Wells Fargo Takes Up Cudgel to Protect Tax Accrual Workpapers
The IRS, trying to capitalize on the Textron decision, is engrossed in litigation with Wells Fargo over tax accrual workpapers in the U.S. District Court for the District of Minnesota. This case may well work its way to the U.S. Court of Appeals for the Eighth Circuit and beyond.
On September 1, 2010, Wells Fargo & Company asked a federal district court in Minnesota to quash a summons issued by the U.S. Internal Revenue Service (IRS) to Wells Fargo’s independent auditor seeking “all of the Tax Accrual Workpapers for … taxable years ended December 31, 2007, and December 31, 2008” (hereinafter known as the Auditor Summons). Wells Fargo v. United States, No. 10-mc-57 (D. Minn.). The Auditor Summons defines these documents as “any and all analyses, computations, opinions, notes, summaries, discussions, and other documents relating to such reserves and any footnotes.” On November 1, 2010, the government filed a response seeking to enforce the Auditor Summons and asking for a hearing. In a related case, the government asked the same court to enforce summonses issued to Wells Fargo seeking the same documents and corresponding witness testimony. The court combined the two cases and, based on the court filings, an evidentiary hearing appears imminent.

* _Data rows_
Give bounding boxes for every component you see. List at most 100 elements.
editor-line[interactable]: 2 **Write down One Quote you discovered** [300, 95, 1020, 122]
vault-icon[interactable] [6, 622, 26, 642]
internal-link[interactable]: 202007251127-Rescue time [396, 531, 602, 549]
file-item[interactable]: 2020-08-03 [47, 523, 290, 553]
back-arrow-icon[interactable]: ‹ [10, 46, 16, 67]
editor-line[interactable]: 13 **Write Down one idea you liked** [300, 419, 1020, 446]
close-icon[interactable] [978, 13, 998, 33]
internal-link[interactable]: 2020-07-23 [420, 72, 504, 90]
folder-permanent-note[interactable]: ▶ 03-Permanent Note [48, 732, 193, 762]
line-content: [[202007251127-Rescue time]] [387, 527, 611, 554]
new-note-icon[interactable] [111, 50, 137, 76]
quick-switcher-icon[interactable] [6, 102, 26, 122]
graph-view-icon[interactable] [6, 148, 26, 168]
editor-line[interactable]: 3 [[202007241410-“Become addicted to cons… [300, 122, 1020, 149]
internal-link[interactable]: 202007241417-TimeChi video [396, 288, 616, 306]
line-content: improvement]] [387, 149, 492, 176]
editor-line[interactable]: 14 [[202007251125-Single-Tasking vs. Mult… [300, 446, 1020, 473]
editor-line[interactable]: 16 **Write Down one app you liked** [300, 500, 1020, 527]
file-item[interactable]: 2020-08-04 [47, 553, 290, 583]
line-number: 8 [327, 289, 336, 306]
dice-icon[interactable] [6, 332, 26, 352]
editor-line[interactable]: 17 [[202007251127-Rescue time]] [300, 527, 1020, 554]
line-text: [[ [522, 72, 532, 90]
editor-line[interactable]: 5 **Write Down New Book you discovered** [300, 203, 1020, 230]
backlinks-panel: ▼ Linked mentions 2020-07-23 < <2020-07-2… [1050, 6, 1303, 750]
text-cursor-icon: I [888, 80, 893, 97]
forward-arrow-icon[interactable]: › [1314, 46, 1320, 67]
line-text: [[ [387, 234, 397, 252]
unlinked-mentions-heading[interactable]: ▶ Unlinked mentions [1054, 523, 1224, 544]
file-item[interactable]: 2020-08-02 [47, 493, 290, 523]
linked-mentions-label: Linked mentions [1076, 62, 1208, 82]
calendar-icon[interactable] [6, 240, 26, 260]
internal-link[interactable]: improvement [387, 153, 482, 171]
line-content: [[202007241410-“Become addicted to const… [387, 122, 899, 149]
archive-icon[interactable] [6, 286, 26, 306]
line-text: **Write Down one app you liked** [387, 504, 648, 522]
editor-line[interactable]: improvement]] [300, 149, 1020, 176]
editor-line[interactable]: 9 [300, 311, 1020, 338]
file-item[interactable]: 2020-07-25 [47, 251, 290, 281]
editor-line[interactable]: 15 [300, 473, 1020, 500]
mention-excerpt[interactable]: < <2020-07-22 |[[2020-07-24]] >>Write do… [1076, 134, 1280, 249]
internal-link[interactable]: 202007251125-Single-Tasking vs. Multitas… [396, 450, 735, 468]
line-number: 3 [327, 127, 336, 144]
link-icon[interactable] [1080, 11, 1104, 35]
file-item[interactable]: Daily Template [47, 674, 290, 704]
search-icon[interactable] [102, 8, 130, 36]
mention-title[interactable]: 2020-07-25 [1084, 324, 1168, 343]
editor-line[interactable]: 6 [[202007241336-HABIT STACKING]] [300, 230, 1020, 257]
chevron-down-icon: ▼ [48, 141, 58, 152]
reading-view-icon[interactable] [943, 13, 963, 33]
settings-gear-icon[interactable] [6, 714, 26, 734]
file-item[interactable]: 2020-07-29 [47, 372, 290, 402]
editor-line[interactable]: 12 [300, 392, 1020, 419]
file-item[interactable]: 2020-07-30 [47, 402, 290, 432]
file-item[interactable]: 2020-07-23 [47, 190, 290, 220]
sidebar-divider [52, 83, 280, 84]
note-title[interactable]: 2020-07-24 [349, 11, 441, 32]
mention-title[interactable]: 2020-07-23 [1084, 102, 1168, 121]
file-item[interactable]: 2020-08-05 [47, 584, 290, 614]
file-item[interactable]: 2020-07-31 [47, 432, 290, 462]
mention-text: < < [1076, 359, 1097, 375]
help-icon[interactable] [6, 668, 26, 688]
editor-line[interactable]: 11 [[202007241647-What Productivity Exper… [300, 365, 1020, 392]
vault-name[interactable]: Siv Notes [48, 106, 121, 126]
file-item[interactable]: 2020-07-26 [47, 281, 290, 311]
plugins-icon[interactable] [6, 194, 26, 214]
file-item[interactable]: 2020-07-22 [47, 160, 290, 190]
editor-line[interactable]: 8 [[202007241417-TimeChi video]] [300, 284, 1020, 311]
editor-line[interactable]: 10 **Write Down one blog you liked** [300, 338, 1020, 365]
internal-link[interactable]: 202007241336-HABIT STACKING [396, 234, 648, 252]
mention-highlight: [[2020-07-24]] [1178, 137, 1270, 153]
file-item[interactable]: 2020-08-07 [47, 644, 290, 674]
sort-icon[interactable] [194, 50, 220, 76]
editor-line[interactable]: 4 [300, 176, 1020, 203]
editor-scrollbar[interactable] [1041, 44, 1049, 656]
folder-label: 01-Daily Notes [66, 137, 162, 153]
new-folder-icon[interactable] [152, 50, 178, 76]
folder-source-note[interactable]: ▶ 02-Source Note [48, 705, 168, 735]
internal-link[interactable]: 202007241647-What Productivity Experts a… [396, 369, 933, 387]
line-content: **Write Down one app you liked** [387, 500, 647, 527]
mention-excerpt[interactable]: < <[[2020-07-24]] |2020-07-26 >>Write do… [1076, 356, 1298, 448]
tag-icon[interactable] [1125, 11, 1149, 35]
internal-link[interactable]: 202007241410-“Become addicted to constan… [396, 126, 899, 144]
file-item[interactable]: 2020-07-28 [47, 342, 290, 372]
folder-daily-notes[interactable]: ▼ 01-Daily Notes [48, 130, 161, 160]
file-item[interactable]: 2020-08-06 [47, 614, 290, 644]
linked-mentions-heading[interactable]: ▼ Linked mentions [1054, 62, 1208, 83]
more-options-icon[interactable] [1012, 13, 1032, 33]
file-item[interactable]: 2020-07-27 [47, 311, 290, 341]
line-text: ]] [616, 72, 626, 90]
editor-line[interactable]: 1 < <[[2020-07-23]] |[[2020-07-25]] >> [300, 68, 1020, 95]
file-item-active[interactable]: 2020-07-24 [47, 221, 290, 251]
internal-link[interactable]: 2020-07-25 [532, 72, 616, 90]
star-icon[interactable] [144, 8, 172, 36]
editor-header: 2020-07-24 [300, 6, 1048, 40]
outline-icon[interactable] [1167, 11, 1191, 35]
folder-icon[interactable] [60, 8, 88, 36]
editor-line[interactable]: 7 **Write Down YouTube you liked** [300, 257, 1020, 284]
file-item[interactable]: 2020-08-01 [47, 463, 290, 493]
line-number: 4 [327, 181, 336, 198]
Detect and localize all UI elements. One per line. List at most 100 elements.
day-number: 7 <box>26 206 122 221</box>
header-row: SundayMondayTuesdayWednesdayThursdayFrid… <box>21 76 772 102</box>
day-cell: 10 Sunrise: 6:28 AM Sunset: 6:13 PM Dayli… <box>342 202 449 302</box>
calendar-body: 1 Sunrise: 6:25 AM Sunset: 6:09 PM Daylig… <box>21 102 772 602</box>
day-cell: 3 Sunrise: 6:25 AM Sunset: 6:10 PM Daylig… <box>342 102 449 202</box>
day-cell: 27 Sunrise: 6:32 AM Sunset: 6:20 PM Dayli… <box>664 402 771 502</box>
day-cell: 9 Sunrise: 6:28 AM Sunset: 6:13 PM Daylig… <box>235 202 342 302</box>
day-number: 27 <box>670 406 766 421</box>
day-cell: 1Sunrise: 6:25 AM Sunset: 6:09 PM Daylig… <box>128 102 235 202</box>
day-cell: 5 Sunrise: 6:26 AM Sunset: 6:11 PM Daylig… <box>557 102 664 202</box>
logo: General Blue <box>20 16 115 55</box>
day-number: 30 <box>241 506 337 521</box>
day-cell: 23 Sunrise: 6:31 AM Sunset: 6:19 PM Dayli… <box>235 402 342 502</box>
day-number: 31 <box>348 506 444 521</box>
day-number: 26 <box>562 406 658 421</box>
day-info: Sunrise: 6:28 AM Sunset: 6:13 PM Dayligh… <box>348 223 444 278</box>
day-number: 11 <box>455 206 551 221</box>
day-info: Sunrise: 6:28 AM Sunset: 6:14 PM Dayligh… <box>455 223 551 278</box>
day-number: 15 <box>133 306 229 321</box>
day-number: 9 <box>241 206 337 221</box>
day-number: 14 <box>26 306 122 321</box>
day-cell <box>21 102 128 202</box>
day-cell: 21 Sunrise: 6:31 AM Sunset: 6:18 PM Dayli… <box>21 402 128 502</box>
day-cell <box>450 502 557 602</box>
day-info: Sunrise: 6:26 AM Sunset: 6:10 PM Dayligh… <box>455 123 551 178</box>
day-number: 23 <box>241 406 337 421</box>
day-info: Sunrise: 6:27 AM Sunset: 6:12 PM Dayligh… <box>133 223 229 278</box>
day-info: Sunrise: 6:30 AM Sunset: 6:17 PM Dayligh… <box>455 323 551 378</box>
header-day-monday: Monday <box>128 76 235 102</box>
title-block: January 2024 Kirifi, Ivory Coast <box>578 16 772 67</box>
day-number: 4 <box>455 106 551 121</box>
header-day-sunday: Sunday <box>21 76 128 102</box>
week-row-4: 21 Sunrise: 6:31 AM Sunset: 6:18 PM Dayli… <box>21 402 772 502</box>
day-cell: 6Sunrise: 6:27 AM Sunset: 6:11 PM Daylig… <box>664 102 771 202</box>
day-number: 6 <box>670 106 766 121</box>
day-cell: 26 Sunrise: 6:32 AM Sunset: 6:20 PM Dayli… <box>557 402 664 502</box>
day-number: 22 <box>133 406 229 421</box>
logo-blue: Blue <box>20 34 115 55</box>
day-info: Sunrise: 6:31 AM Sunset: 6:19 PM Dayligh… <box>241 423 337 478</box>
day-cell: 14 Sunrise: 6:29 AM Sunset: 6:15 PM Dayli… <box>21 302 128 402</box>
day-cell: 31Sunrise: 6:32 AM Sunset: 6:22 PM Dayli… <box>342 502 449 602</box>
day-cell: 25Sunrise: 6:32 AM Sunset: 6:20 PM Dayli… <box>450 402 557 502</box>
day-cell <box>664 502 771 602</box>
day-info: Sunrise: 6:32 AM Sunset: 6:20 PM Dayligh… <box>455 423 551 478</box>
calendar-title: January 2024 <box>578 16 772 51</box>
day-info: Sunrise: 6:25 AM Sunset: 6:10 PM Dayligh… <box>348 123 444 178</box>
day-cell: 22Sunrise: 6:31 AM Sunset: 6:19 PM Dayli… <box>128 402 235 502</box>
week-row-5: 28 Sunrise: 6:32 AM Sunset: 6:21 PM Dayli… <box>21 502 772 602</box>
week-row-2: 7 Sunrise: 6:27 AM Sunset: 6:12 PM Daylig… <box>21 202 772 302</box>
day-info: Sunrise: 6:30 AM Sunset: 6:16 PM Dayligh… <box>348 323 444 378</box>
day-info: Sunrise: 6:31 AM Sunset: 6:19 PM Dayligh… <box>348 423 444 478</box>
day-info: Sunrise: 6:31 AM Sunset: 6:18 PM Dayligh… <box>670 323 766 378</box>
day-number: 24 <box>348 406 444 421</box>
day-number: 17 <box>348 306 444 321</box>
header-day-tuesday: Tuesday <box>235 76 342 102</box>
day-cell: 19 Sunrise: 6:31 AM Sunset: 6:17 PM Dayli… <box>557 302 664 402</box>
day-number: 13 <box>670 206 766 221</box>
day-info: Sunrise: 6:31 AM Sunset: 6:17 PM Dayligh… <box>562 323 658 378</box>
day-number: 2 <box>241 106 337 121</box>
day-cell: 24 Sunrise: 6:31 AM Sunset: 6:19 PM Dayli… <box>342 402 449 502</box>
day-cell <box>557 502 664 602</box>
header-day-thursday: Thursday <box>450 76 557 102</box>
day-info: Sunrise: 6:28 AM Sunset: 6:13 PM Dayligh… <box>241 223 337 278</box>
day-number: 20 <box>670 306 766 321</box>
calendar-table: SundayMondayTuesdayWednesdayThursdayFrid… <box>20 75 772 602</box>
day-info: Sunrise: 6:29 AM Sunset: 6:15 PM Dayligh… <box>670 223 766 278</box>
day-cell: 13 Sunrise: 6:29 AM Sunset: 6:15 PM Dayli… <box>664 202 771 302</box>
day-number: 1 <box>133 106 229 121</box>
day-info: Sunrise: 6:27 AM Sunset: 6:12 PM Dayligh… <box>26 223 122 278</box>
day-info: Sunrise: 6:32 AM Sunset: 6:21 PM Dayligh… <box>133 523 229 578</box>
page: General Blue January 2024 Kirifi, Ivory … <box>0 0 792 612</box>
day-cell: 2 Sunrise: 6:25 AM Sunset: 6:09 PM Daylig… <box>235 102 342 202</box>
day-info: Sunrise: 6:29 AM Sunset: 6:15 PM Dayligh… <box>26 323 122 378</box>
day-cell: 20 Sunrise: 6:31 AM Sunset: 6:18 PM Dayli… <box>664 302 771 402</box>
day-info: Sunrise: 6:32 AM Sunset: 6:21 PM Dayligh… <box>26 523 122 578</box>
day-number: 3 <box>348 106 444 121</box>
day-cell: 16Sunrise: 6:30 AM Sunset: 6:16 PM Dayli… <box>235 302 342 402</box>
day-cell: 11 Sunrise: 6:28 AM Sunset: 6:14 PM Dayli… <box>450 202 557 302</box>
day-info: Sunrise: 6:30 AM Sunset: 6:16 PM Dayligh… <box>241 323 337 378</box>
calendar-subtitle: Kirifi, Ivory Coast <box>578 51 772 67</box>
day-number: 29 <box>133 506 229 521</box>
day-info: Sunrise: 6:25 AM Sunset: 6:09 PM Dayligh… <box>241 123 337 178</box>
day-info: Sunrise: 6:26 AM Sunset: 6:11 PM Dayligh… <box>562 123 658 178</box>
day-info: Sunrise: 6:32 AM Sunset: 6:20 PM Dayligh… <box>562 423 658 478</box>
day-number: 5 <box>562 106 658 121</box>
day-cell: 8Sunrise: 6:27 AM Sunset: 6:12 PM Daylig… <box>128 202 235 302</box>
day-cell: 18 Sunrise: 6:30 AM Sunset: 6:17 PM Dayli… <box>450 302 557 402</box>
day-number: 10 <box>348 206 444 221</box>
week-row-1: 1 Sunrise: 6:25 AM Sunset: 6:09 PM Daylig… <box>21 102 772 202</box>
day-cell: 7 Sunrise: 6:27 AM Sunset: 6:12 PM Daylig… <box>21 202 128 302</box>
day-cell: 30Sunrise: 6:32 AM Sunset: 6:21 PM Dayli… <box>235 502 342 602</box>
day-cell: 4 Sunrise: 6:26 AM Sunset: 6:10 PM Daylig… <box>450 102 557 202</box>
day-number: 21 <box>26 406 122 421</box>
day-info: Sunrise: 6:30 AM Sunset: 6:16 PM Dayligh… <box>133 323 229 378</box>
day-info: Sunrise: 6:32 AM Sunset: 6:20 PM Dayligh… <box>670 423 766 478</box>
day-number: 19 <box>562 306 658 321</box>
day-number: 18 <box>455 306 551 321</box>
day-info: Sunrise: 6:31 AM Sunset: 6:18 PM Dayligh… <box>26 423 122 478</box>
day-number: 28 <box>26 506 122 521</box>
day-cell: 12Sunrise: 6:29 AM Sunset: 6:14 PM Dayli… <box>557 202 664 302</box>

* _Jobs_
**1)** In the Wells Fargo excerpt, on what date did the government file its response seeking to enforce the Auditor Summons?
**2)** Copy the Wells Fargo excerpt word for word from "Wells Fargo Takes" up to and including "Circuit and beyond.".
Rely solely on the Wells Fargo excerpt, not on the rows.

* _Results for each task_
**1)** November 1, 2010

**2)**
Wells Fargo Takes Up Cudgel to Protect Tax Accrual Workpapers
The IRS, trying to capitalize on the Textron decision, is engrossed in litigation with Wells Fargo over tax accrual workpapers in the U.S. District Court for the District of Minnesota. This case may well work its way to the U.S. Court of Appeals for the Eighth Circuit and beyond.